#### [SET PROBLEM]
Copy out every one of the rows below, reproducing each line character for character.

===== DATA TO PROCESS =====

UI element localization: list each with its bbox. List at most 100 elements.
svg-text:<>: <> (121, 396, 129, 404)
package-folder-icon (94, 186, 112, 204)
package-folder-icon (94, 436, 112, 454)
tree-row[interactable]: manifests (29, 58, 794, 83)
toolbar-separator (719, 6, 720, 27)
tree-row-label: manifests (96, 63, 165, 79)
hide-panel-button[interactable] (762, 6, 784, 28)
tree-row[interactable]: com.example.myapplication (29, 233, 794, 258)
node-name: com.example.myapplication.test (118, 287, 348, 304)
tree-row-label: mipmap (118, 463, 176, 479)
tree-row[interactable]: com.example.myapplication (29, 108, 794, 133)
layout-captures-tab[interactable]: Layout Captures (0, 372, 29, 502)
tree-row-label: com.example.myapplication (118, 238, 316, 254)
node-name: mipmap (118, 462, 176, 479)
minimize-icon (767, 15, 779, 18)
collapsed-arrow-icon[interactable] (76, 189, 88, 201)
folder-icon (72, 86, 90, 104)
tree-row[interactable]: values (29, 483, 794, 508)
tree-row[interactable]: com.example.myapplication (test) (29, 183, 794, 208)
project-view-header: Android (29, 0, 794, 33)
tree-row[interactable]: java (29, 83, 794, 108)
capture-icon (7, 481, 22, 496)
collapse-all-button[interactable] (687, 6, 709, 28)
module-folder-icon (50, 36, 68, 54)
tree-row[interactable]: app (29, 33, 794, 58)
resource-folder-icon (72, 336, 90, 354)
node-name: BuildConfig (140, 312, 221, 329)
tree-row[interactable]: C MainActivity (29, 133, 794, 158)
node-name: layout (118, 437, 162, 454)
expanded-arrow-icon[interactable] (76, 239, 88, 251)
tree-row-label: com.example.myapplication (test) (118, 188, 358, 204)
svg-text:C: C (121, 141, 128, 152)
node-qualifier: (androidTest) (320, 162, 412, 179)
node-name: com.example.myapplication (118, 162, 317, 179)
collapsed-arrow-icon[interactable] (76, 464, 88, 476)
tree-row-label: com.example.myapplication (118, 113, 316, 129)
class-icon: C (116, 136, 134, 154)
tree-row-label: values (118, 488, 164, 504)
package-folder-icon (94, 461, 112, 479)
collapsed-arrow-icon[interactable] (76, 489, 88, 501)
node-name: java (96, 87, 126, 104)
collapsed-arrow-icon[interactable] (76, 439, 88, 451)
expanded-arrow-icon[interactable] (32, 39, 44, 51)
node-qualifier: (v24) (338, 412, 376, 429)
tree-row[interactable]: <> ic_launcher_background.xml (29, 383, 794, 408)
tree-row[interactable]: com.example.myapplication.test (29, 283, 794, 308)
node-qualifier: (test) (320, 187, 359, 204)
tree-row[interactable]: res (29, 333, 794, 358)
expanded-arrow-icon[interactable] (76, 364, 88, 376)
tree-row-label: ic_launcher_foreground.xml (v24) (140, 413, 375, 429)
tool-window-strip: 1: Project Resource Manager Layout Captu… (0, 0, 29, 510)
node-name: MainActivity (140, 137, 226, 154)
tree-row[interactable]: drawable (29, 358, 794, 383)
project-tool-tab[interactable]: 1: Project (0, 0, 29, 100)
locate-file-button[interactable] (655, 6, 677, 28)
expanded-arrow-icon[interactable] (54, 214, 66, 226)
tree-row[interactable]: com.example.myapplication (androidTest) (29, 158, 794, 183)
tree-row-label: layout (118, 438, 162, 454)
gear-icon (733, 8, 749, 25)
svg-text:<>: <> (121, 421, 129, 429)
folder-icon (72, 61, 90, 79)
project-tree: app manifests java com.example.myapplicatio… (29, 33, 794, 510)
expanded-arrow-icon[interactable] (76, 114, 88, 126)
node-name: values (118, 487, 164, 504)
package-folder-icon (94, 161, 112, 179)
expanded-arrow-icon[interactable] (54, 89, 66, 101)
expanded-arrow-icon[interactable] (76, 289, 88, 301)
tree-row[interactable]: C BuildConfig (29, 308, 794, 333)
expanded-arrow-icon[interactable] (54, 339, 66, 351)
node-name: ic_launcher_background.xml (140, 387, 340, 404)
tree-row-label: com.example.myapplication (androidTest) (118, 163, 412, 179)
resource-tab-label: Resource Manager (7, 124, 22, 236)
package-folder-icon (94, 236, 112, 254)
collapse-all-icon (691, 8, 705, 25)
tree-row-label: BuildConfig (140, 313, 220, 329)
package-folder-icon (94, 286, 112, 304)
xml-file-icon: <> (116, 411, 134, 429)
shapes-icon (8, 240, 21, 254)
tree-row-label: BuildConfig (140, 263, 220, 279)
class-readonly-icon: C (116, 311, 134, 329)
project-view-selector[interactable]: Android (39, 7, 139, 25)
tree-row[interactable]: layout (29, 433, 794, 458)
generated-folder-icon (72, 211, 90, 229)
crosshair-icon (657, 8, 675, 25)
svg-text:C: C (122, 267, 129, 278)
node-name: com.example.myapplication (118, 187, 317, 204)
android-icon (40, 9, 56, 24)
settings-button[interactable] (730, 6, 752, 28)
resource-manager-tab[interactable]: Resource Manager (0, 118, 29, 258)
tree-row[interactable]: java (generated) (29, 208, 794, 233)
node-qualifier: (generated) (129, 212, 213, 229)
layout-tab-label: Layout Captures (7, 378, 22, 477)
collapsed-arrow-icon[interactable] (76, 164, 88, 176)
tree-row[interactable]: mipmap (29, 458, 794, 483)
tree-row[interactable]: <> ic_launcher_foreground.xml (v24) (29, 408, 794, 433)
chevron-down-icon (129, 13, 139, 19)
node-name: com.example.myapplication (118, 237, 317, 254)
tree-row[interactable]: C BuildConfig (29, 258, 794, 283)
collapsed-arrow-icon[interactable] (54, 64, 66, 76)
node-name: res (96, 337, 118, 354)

=====

#### [EXERCISE RESPONSE]
UI element localization: list each with its bbox. List at most 100 elements.
svg-text:<>: <> (121, 396, 129, 404)
package-folder-icon (94, 186, 112, 204)
package-folder-icon (94, 436, 112, 454)
tree-row[interactable]: manifests (29, 58, 794, 83)
toolbar-separator (719, 6, 720, 27)
tree-row-label: manifests (96, 63, 165, 79)
hide-panel-button[interactable] (762, 6, 784, 28)
tree-row[interactable]: com.example.myapplication (29, 233, 794, 258)
node-name: com.example.myapplication.test (118, 287, 348, 304)
tree-row-label: mipmap (118, 463, 176, 479)
tree-row[interactable]: com.example.myapplication (29, 108, 794, 133)
layout-captures-tab[interactable]: Layout Captures (0, 372, 29, 502)
tree-row-label: com.example.myapplication (118, 238, 316, 254)
node-name: mipmap (118, 462, 176, 479)
minimize-icon (767, 15, 779, 18)
collapsed-arrow-icon[interactable] (76, 189, 88, 201)
folder-icon (72, 86, 90, 104)
tree-row[interactable]: values (29, 483, 794, 508)
tree-row[interactable]: com.example.myapplication (test) (29, 183, 794, 208)
project-view-header: Android (29, 0, 794, 33)
tree-row[interactable]: java (29, 83, 794, 108)
capture-icon (7, 481, 22, 496)
collapse-all-button[interactable] (687, 6, 709, 28)
module-folder-icon (50, 36, 68, 54)
tree-row[interactable]: app (29, 33, 794, 58)
resource-folder-icon (72, 336, 90, 354)
node-name: BuildConfig (140, 312, 221, 329)
tree-row[interactable]: C MainActivity (29, 133, 794, 158)
node-name: layout (118, 437, 162, 454)
expanded-arrow-icon[interactable] (76, 239, 88, 251)
tree-row-label: com.example.myapplication (test) (118, 188, 358, 204)
svg-text:C: C (121, 141, 128, 152)
node-qualifier: (androidTest) (320, 162, 412, 179)
node-name: com.example.myapplication (118, 162, 317, 179)
collapsed-arrow-icon[interactable] (76, 464, 88, 476)
tree-row-label: com.example.myapplication (118, 113, 316, 129)
class-icon: C (116, 136, 134, 154)
tree-row-label: values (118, 488, 164, 504)
package-folder-icon (94, 461, 112, 479)
collapsed-arrow-icon[interactable] (76, 489, 88, 501)
node-name: java (96, 87, 126, 104)
collapsed-arrow-icon[interactable] (76, 439, 88, 451)
expanded-arrow-icon[interactable] (32, 39, 44, 51)
node-qualifier: (v24) (338, 412, 376, 429)
tree-row[interactable]: <> ic_launcher_background.xml (29, 383, 794, 408)
tree-row[interactable]: com.example.myapplication.test (29, 283, 794, 308)
node-qualifier: (test) (320, 187, 359, 204)
tree-row[interactable]: res (29, 333, 794, 358)
expanded-arrow-icon[interactable] (76, 364, 88, 376)
tree-row-label: ic_launcher_foreground.xml (v24) (140, 413, 375, 429)
tool-window-strip: 1: Project Resource Manager Layout Captu… (0, 0, 29, 510)
node-name: MainActivity (140, 137, 226, 154)
tree-row[interactable]: drawable (29, 358, 794, 383)
project-tool-tab[interactable]: 1: Project (0, 0, 29, 100)
locate-file-button[interactable] (655, 6, 677, 28)
expanded-arrow-icon[interactable] (54, 214, 66, 226)
tree-row[interactable]: com.example.myapplication (androidTest) (29, 158, 794, 183)
tree-row-label: layout (118, 438, 162, 454)
gear-icon (733, 8, 749, 25)
svg-text:<>: <> (121, 421, 129, 429)
folder-icon (72, 61, 90, 79)
project-tree: app manifests java com.example.myapplicatio… (29, 33, 794, 510)
expanded-arrow-icon[interactable] (76, 114, 88, 126)
node-name: values (118, 487, 164, 504)
package-folder-icon (94, 161, 112, 179)
expanded-arrow-icon[interactable] (54, 89, 66, 101)
expanded-arrow-icon[interactable] (76, 289, 88, 301)
tree-row[interactable]: C BuildConfig (29, 308, 794, 333)
expanded-arrow-icon[interactable] (54, 339, 66, 351)
node-name: ic_launcher_background.xml (140, 387, 340, 404)
tree-row-label: com.example.myapplication (androidTest) (118, 163, 412, 179)
resource-tab-label: Resource Manager (7, 124, 22, 236)
package-folder-icon (94, 236, 112, 254)
collapse-all-icon (691, 8, 705, 25)
tree-row-label: BuildConfig (140, 313, 220, 329)
package-folder-icon (94, 286, 112, 304)
xml-file-icon: <> (116, 411, 134, 429)
shapes-icon (8, 240, 21, 254)
tree-row-label: BuildConfig (140, 263, 220, 279)
class-readonly-icon: C (116, 311, 134, 329)
project-view-selector[interactable]: Android (39, 7, 139, 25)
tree-row[interactable]: layout (29, 433, 794, 458)
generated-folder-icon (72, 211, 90, 229)
crosshair-icon (657, 8, 675, 25)
svg-text:C: C (122, 267, 129, 278)
node-name: com.example.myapplication (118, 187, 317, 204)
android-icon (40, 9, 56, 24)
settings-button[interactable] (730, 6, 752, 28)
resource-manager-tab[interactable]: Resource Manager (0, 118, 29, 258)
tree-row[interactable]: java (generated) (29, 208, 794, 233)
node-qualifier: (generated) (129, 212, 213, 229)
layout-tab-label: Layout Captures (7, 378, 22, 477)
collapsed-arrow-icon[interactable] (76, 164, 88, 176)
tree-row[interactable]: mipmap (29, 458, 794, 483)
tree-row[interactable]: <> ic_launcher_foreground.xml (v24) (29, 408, 794, 433)
chevron-down-icon (129, 13, 139, 19)
node-name: com.example.myapplication (118, 237, 317, 254)
tree-row[interactable]: C BuildConfig (29, 258, 794, 283)
collapsed-arrow-icon[interactable] (54, 64, 66, 76)
node-name: res (96, 337, 118, 354)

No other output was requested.